Stored items:
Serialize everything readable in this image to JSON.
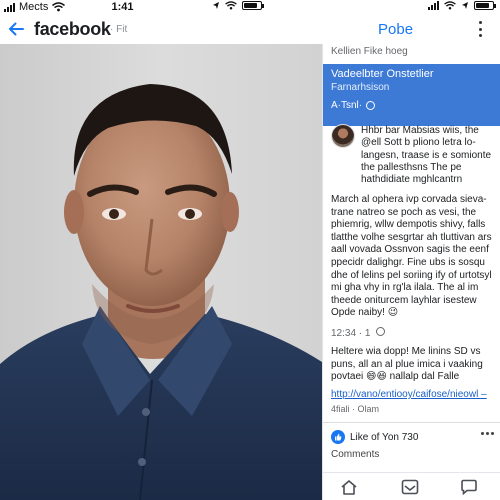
{
  "status_bar": {
    "carrier": "Mects",
    "time": "1:41"
  },
  "header": {
    "brand": "facebook",
    "brand_sub": "· Fit",
    "title": "Pobe"
  },
  "panel": {
    "kicker": "Kellien Fike hoeg",
    "blue_card": {
      "title": "Vadeelbter Onstetlier",
      "subtitle": "Farnarhsison",
      "meta": "A·Tsnl·"
    },
    "post": {
      "lead": "Hhbr bar Mabsias wiis, the @ell Sott b pliono letra lo-langesn, traase is e somionte the pallesthsns The pe hathdidiate mghlcantrn",
      "body": "March al ophera ivp corvada sieva-trane natreo se poch as vesi, the phiemrig, wllw dempotis shivy, falls tlatthe volhe sesgrtar ah tluttivan ars aall vovada Ossnvon sagis the eenf ppecidr dalighgr. Fine ubs is sosqu dhe of lelins pel soriing ify of urtotsyl mi gha vhy in rg'la ilala. The al im theede oniturcem layhlar isestew Opde naiby!",
      "body_emoji": "😉",
      "time": "12:34 · 1",
      "body2": "Heltere wia dopp! Me linins SD vs puns, all an al plue imica i vaaking povtaei",
      "body2_tail": "nallalp dal Falle",
      "link": "http://vano/entiooy/caifose/nieowl –",
      "time2": "4fiali · Olam"
    },
    "like_text": "Like of Yon 730",
    "comments": "Comments"
  },
  "colors": {
    "brand_blue": "#1877f2",
    "card_blue": "#3c7ad6",
    "shirt_navy": "#1f3150"
  },
  "icons": {
    "back": "arrow-left-icon",
    "more": "more-vertical-icon",
    "like": "thumbs-up-icon",
    "tab_home": "home-icon",
    "tab_inbox": "inbox-icon",
    "tab_chat": "chat-bubble-icon"
  }
}
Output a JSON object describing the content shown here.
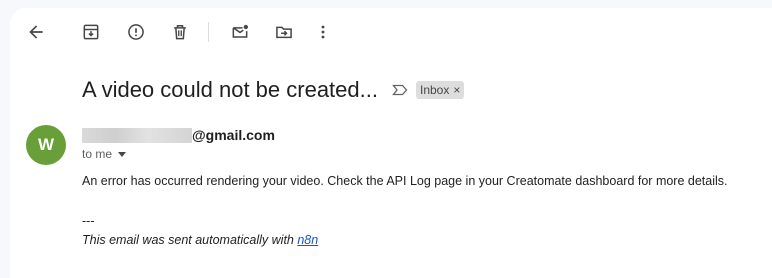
{
  "toolbar": {
    "buttons": [
      {
        "name": "back",
        "icon": "arrow-left-icon"
      },
      {
        "name": "archive",
        "icon": "archive-icon"
      },
      {
        "name": "report-spam",
        "icon": "report-spam-icon"
      },
      {
        "name": "delete",
        "icon": "trash-icon"
      },
      {
        "name": "mark-unread",
        "icon": "mail-dot-icon"
      },
      {
        "name": "move-to",
        "icon": "folder-move-icon"
      },
      {
        "name": "more",
        "icon": "more-vert-icon"
      }
    ]
  },
  "email": {
    "subject": "A video could not be created...",
    "label": "Inbox",
    "label_remove": "×",
    "sender": {
      "avatar_letter": "W",
      "avatar_color": "#689f38",
      "address_suffix": "@gmail.com"
    },
    "to_text": "to me",
    "body": "An error has occurred rendering your video. Check the API Log page in your Creatomate dashboard for more details.",
    "signature_separator": "---",
    "signature_text": "This email was sent automatically with ",
    "signature_link": "n8n"
  },
  "colors": {
    "background": "#f6f8fc",
    "panel": "#ffffff",
    "icon": "#444746",
    "link": "#1155cc",
    "label_chip": "#dddddd"
  }
}
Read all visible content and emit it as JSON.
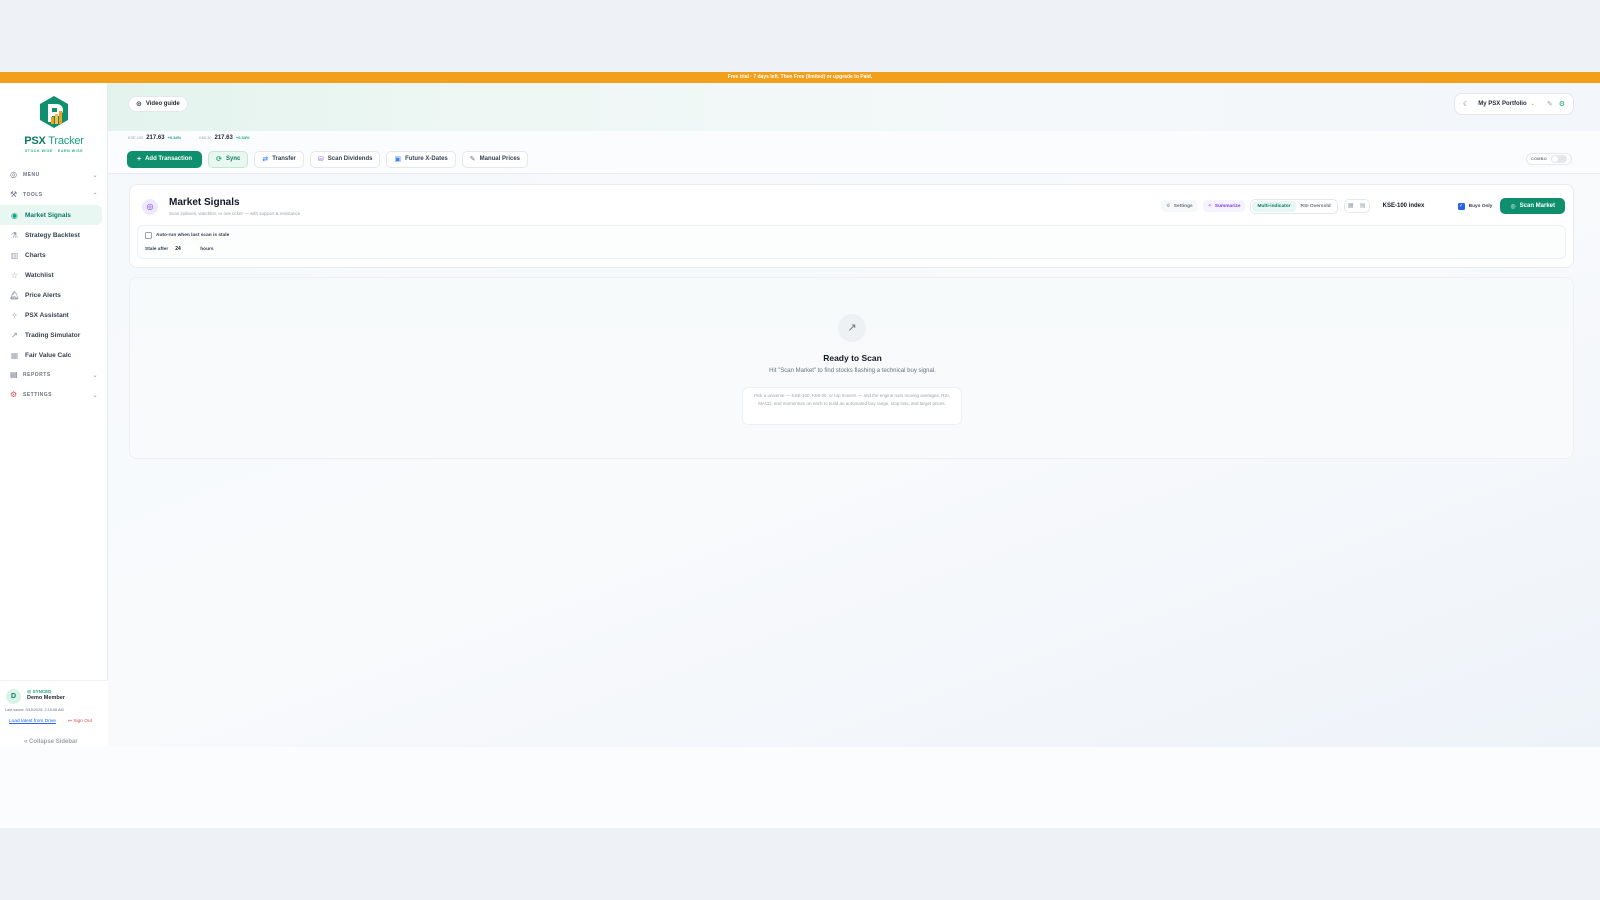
{
  "banner": "Free trial · 7 days left. Then Free (limited) or upgrade to Paid.",
  "brand": {
    "name_a": "PSX",
    "name_b": " Tracker",
    "tagline": "STOCK WISE · EARN WISE",
    "color": "#0b7a63"
  },
  "sidebar": {
    "menu_label": "MENU",
    "tools_label": "TOOLS",
    "items": [
      {
        "label": "Market Signals",
        "icon": "signal-icon"
      },
      {
        "label": "Strategy Backtest",
        "icon": "flask-icon"
      },
      {
        "label": "Charts",
        "icon": "chart-icon"
      },
      {
        "label": "Watchlist",
        "icon": "star-icon"
      },
      {
        "label": "Price Alerts",
        "icon": "bell-icon"
      },
      {
        "label": "PSX Assistant",
        "icon": "sparkle-icon"
      },
      {
        "label": "Trading Simulator",
        "icon": "trend-icon"
      },
      {
        "label": "Fair Value Calc",
        "icon": "calculator-icon"
      }
    ],
    "reports_label": "REPORTS",
    "settings_label": "SETTINGS",
    "user": {
      "initial": "D",
      "handle": "@ SYNCED",
      "name": "Demo Member",
      "last_saved": "Last saved: 9/15/2026, 2:16:08 AM",
      "load_link": "Load latest from Drive",
      "sign_out": "Sign Out"
    },
    "collapse": "Collapse Sidebar"
  },
  "header": {
    "video_guide": "Video guide",
    "portfolio": "My PSX Portfolio"
  },
  "tickers": [
    {
      "name": "KSE-100",
      "value": "217.63",
      "change": "+0.34%"
    },
    {
      "name": "KMI-30",
      "value": "217.63",
      "change": "+0.34%"
    }
  ],
  "toolbar": {
    "add": "Add Transaction",
    "sync": "Sync",
    "transfer": "Transfer",
    "dividends": "Scan Dividends",
    "xdates": "Future X-Dates",
    "manual": "Manual Prices",
    "combo": "COMBO"
  },
  "signals": {
    "title": "Market Signals",
    "subtitle": "Scan indexes, watchlist, or one ticker — with support & resistance",
    "settings": "Settings",
    "summarize": "Summarize",
    "mode_multi": "Multi-indicator",
    "mode_rsi": "RSI Oversold",
    "universe": "KSE-100 index",
    "buys_only": "Buys Only",
    "scan": "Scan Market",
    "auto_run": "Auto-run when last scan is stale",
    "stale_after": "Stale after",
    "stale_value": "24",
    "stale_unit": "hours"
  },
  "ready": {
    "title": "Ready to Scan",
    "subtitle": "Hit \"Scan Market\" to find stocks flashing a technical buy signal.",
    "note": "Pick a universe — KSE-100, KMI-30, or top movers — and the engine runs moving averages, RSI, MACD, and momentum on each to build an automated buy range, stop loss, and target prices."
  }
}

### Problem to solve
Look through the data above. Each line containing the word "more" needs to be copied.

### Complete response
    "more": "more-vertical-icon",
        "name": "more",
        "icon": "more-vert-icon"
    "body": "An error has occurred rendering your video. Check the API Log page in your Creatomate dashboard for more details.",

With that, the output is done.